February 12th, 2006 at 1:08 pm
I can see some here are as far to the left as they see Bush is to the right. They seem so convinced all their far left approaches to solving the worlds problems are the only way,
that they become ‘George Bush’s of the left’.
In fact, I am sure they see themselves as not extreme at all, but in the middle or certainly in the ’silent majority’.
Of course, the answer is the extremes on both sides are dangerous to their party affiliation. They lose elections for their candidates if ’seen on TV’. They don’t appear moderate, rational, and many time just not nice people to the voters that count; the moderate, the rational, the people with a life other than politics.
February 12th, 2006 at 2:52 pm
“Of course, the answer is the extremes on both sides are dangerous to their party affiliation. They lose elections for their candidates if ’seen on TV’. They don’t appear moderate, rational, and many time just not nice people to the voters that count; the moderate, the rational, the people with a life other than politics.”
Jim,
Your statement indicates an irrational understanding of why candidates lose elections—The American public wants to have a TWO party system, not a one party cabal with politicians who are basically the same with only slight variation in their ideology.
Democrats have lost elections not because they are too extreme BUT because they were NOT extreme enough. They allowed the republicans to use their BS religious propaganda as a psychological tool to fool American voters.

**Information given**
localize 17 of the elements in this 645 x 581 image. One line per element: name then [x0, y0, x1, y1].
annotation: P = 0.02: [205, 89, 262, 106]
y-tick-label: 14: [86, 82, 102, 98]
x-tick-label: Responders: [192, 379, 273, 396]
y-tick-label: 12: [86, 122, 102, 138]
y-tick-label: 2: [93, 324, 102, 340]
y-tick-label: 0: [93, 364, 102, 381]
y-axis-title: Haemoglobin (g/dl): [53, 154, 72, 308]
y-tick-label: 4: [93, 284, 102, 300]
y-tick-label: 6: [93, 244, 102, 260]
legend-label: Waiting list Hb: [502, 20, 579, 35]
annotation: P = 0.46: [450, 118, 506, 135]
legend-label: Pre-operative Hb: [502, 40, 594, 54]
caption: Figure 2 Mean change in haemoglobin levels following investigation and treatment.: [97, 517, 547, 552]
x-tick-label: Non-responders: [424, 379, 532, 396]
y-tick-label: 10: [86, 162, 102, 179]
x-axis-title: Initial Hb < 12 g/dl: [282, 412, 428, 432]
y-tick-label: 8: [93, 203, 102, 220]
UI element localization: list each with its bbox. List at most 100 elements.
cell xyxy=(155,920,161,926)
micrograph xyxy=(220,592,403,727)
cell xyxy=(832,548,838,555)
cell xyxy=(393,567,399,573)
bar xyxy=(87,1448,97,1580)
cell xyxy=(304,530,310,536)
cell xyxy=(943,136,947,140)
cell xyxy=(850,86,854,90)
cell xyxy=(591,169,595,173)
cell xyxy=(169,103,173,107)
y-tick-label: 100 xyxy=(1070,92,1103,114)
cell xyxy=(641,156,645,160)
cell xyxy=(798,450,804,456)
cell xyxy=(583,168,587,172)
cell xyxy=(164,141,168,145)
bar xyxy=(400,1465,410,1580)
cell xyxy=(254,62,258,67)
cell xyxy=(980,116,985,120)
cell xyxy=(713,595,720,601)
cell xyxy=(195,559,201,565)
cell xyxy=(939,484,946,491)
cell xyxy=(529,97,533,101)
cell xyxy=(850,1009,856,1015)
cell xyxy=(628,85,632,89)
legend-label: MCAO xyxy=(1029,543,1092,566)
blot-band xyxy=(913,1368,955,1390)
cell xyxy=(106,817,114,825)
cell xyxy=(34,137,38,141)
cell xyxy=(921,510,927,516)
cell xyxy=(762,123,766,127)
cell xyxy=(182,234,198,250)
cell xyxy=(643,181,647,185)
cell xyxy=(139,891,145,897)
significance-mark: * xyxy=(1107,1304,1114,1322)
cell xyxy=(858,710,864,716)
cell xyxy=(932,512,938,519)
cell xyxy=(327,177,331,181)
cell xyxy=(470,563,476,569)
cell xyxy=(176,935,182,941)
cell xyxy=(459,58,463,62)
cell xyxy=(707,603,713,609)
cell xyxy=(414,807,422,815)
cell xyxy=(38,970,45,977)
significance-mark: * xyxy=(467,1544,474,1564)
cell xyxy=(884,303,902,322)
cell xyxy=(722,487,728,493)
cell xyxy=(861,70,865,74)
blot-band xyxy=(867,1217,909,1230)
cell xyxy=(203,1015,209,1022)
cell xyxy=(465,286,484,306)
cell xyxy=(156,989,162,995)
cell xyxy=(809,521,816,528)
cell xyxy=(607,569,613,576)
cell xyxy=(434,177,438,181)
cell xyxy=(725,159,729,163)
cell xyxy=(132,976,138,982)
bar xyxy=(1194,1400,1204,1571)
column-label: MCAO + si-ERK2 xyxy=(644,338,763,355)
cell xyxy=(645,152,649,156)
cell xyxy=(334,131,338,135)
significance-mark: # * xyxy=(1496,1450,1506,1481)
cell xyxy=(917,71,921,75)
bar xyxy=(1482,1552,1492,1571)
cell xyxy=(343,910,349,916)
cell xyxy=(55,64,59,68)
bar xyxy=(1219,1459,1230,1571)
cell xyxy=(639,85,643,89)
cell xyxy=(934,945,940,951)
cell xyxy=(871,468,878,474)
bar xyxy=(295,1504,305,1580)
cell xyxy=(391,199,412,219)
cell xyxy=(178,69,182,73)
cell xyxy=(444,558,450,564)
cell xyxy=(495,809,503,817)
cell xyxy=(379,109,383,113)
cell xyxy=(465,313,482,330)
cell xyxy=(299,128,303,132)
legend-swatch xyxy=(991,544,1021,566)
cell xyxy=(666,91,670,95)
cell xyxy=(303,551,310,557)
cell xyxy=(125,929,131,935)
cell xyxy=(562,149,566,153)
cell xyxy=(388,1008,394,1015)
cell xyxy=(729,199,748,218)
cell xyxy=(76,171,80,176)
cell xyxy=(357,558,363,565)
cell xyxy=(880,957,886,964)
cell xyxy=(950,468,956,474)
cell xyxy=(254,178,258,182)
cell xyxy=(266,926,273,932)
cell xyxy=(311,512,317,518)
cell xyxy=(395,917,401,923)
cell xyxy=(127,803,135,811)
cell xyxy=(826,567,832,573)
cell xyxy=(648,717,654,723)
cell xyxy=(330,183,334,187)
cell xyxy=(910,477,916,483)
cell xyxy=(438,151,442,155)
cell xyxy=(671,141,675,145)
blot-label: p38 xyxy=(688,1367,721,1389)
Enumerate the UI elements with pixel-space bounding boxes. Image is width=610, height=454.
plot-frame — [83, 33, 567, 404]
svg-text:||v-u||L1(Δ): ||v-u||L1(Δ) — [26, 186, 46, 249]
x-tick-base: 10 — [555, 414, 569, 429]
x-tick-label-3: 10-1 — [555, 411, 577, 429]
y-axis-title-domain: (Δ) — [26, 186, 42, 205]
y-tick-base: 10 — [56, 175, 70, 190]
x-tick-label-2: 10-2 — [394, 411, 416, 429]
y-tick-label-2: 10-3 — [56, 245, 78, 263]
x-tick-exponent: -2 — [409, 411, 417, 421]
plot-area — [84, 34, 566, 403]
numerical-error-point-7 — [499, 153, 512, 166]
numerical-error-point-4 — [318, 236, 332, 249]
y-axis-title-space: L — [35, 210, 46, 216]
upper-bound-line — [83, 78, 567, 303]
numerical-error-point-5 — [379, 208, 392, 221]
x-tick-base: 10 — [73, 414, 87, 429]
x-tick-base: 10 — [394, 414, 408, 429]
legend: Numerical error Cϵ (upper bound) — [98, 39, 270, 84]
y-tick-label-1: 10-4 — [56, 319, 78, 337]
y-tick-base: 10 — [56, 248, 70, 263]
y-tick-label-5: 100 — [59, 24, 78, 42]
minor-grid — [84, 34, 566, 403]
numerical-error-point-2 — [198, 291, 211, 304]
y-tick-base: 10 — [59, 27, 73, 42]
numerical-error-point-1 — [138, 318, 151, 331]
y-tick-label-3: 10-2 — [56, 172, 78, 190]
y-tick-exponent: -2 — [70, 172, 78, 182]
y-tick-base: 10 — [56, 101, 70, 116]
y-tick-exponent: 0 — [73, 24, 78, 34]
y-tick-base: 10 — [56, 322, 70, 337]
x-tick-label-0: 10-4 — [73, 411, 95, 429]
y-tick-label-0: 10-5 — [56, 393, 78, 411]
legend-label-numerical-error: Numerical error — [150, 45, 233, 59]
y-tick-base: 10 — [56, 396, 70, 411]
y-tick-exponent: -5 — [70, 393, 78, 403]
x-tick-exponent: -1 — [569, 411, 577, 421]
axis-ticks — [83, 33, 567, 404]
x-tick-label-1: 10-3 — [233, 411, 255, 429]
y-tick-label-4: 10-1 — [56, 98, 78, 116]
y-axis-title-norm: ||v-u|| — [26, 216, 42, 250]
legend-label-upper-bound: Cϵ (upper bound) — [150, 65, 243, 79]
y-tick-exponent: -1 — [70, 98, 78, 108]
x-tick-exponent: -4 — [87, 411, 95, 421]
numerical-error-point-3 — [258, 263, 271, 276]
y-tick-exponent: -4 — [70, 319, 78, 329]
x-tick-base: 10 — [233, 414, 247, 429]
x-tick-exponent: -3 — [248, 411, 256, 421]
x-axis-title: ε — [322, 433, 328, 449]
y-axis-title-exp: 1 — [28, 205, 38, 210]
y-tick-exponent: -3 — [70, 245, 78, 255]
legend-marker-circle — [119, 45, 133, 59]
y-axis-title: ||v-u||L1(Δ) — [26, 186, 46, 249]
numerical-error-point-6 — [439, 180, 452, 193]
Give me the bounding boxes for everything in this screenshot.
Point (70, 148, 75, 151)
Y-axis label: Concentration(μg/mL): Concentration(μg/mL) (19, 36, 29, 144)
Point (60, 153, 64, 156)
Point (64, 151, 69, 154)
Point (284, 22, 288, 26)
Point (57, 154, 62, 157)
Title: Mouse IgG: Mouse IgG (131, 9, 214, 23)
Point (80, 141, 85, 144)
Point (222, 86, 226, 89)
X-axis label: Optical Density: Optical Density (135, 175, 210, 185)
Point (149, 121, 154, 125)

**Task description**
Answer these questions about the comments on political extremes:
1. At what time was the first comment posted?
2. What name does the second comment address?
3. According to the second comment, why have Democrats lost elections?

**Your solution**
1. 1:08 pm on February 12th, 2006.
2. Jim.
3. Because they were not extreme enough.